DO THIS = Would you copy out the whole listing exactly as given?

·····

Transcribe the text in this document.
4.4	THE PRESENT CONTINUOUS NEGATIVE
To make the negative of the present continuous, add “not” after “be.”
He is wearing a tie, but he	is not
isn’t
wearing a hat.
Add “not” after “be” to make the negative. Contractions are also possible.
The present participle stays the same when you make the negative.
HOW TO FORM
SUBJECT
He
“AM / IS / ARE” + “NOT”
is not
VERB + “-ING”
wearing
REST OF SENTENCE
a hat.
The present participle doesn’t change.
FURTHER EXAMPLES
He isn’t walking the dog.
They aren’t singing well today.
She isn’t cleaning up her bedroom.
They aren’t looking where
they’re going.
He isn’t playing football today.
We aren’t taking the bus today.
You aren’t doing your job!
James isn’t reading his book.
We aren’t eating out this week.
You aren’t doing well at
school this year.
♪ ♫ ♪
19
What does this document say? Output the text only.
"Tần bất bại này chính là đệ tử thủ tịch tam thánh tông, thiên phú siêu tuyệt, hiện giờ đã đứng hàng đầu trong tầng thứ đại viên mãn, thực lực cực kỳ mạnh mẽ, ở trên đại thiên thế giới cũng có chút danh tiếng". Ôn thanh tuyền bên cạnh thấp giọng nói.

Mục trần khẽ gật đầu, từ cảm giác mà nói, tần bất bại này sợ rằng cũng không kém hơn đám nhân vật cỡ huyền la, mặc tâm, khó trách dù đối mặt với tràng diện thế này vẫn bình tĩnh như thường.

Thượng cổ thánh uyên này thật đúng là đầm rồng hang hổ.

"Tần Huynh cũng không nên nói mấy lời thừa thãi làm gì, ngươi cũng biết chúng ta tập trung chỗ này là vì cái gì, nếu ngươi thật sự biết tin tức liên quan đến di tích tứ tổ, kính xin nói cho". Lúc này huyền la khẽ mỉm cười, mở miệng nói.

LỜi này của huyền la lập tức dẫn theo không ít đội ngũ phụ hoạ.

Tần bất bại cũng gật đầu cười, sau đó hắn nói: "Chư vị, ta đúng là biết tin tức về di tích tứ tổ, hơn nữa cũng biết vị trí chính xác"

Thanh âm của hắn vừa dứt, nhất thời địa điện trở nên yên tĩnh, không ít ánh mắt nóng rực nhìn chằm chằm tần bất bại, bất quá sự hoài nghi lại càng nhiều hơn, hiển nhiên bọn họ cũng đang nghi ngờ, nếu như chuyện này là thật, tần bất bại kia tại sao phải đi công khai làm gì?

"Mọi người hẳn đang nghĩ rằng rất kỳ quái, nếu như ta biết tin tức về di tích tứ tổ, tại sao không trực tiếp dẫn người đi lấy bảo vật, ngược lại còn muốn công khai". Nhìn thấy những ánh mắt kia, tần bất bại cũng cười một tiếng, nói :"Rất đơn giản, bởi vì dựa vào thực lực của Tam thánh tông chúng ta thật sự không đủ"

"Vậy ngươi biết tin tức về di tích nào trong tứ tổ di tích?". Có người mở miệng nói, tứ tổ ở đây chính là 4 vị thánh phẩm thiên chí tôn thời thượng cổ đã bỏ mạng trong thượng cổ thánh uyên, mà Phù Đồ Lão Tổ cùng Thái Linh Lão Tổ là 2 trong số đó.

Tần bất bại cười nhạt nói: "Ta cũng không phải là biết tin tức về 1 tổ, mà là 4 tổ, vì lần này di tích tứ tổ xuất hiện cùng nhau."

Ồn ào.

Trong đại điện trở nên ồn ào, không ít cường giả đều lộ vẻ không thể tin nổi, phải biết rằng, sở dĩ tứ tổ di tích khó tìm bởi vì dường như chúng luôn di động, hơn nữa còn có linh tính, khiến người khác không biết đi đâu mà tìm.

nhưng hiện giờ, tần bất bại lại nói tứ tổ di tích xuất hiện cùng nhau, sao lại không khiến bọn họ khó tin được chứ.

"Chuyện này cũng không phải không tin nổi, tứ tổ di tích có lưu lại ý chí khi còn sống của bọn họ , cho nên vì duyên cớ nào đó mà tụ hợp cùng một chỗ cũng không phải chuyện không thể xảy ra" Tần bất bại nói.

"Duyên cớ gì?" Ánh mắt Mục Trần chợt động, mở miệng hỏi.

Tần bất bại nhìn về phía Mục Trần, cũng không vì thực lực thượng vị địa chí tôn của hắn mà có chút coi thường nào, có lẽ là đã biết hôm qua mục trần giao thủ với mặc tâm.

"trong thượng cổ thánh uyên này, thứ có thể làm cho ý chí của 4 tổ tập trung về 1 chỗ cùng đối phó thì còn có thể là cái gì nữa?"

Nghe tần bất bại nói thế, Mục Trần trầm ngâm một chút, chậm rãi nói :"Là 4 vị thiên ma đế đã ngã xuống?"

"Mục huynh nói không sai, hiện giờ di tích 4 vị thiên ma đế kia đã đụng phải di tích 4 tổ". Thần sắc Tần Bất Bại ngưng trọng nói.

·····

WRITTEN SOLUTION =
Transcribe the text in this document.
4.4	THE PRESENT CONTINUOUS NEGATIVE
To make the negative of the present continuous, add “not” after “be.”
He is wearing a tie, but he	is not
isn’t
wearing a hat.
Add “not” after “be” to make the negative. Contractions are also possible.
The present participle stays the same when you make the negative.
HOW TO FORM
SUBJECT
He
“AM / IS / ARE” + “NOT”
is not
VERB + “-ING”
wearing
REST OF SENTENCE
a hat.
The present participle doesn’t change.
FURTHER EXAMPLES
He isn’t walking the dog.
They aren’t singing well today.
She isn’t cleaning up her bedroom.
They aren’t looking where
they’re going.
He isn’t playing football today.
We aren’t taking the bus today.
You aren’t doing your job!
James isn’t reading his book.
We aren’t eating out this week.
You aren’t doing well at
school this year.
♪ ♫ ♪
19
What does this document say? Output the text only.
"Tần bất bại này chính là đệ tử thủ tịch tam thánh tông, thiên phú siêu tuyệt, hiện giờ đã đứng hàng đầu trong tầng thứ đại viên mãn, thực lực cực kỳ mạnh mẽ, ở trên đại thiên thế giới cũng có chút danh tiếng". Ôn thanh tuyền bên cạnh thấp giọng nói.

Mục trần khẽ gật đầu, từ cảm giác mà nói, tần bất bại này sợ rằng cũng không kém hơn đám nhân vật cỡ huyền la, mặc tâm, khó trách dù đối mặt với tràng diện thế này vẫn bình tĩnh như thường.

Thượng cổ thánh uyên này thật đúng là đầm rồng hang hổ.

"Tần Huynh cũng không nên nói mấy lời thừa thãi làm gì, ngươi cũng biết chúng ta tập trung chỗ này là vì cái gì, nếu ngươi thật sự biết tin tức liên quan đến di tích tứ tổ, kính xin nói cho". Lúc này huyền la khẽ mỉm cười, mở miệng nói.

LỜi này của huyền la lập tức dẫn theo không ít đội ngũ phụ hoạ.

Tần bất bại cũng gật đầu cười, sau đó hắn nói: "Chư vị, ta đúng là biết tin tức về di tích tứ tổ, hơn nữa cũng biết vị trí chính xác"

Thanh âm của hắn vừa dứt, nhất thời địa điện trở nên yên tĩnh, không ít ánh mắt nóng rực nhìn chằm chằm tần bất bại, bất quá sự hoài nghi lại càng nhiều hơn, hiển nhiên bọn họ cũng đang nghi ngờ, nếu như chuyện này là thật, tần bất bại kia tại sao phải đi công khai làm gì?

"Mọi người hẳn đang nghĩ rằng rất kỳ quái, nếu như ta biết tin tức về di tích tứ tổ, tại sao không trực tiếp dẫn người đi lấy bảo vật, ngược lại còn muốn công khai". Nhìn thấy những ánh mắt kia, tần bất bại cũng cười một tiếng, nói :"Rất đơn giản, bởi vì dựa vào thực lực của Tam thánh tông chúng ta thật sự không đủ"

"Vậy ngươi biết tin tức về di tích nào trong tứ tổ di tích?". Có người mở miệng nói, tứ tổ ở đây chính là 4 vị thánh phẩm thiên chí tôn thời thượng cổ đã bỏ mạng trong thượng cổ thánh uyên, mà Phù Đồ Lão Tổ cùng Thái Linh Lão Tổ là 2 trong số đó.

Tần bất bại cười nhạt nói: "Ta cũng không phải là biết tin tức về 1 tổ, mà là 4 tổ, vì lần này di tích tứ tổ xuất hiện cùng nhau."

Ồn ào.

Trong đại điện trở nên ồn ào, không ít cường giả đều lộ vẻ không thể tin nổi, phải biết rằng, sở dĩ tứ tổ di tích khó tìm bởi vì dường như chúng luôn di động, hơn nữa còn có linh tính, khiến người khác không biết đi đâu mà tìm.

nhưng hiện giờ, tần bất bại lại nói tứ tổ di tích xuất hiện cùng nhau, sao lại không khiến bọn họ khó tin được chứ.

"Chuyện này cũng không phải không tin nổi, tứ tổ di tích có lưu lại ý chí khi còn sống của bọn họ , cho nên vì duyên cớ nào đó mà tụ hợp cùng một chỗ cũng không phải chuyện không thể xảy ra" Tần bất bại nói.

"Duyên cớ gì?" Ánh mắt Mục Trần chợt động, mở miệng hỏi.

Tần bất bại nhìn về phía Mục Trần, cũng không vì thực lực thượng vị địa chí tôn của hắn mà có chút coi thường nào, có lẽ là đã biết hôm qua mục trần giao thủ với mặc tâm.

"trong thượng cổ thánh uyên này, thứ có thể làm cho ý chí của 4 tổ tập trung về 1 chỗ cùng đối phó thì còn có thể là cái gì nữa?"

Nghe tần bất bại nói thế, Mục Trần trầm ngâm một chút, chậm rãi nói :"Là 4 vị thiên ma đế đã ngã xuống?"

"Mục huynh nói không sai, hiện giờ di tích 4 vị thiên ma đế kia đã đụng phải di tích 4 tổ". Thần sắc Tần Bất Bại ngưng trọng nói.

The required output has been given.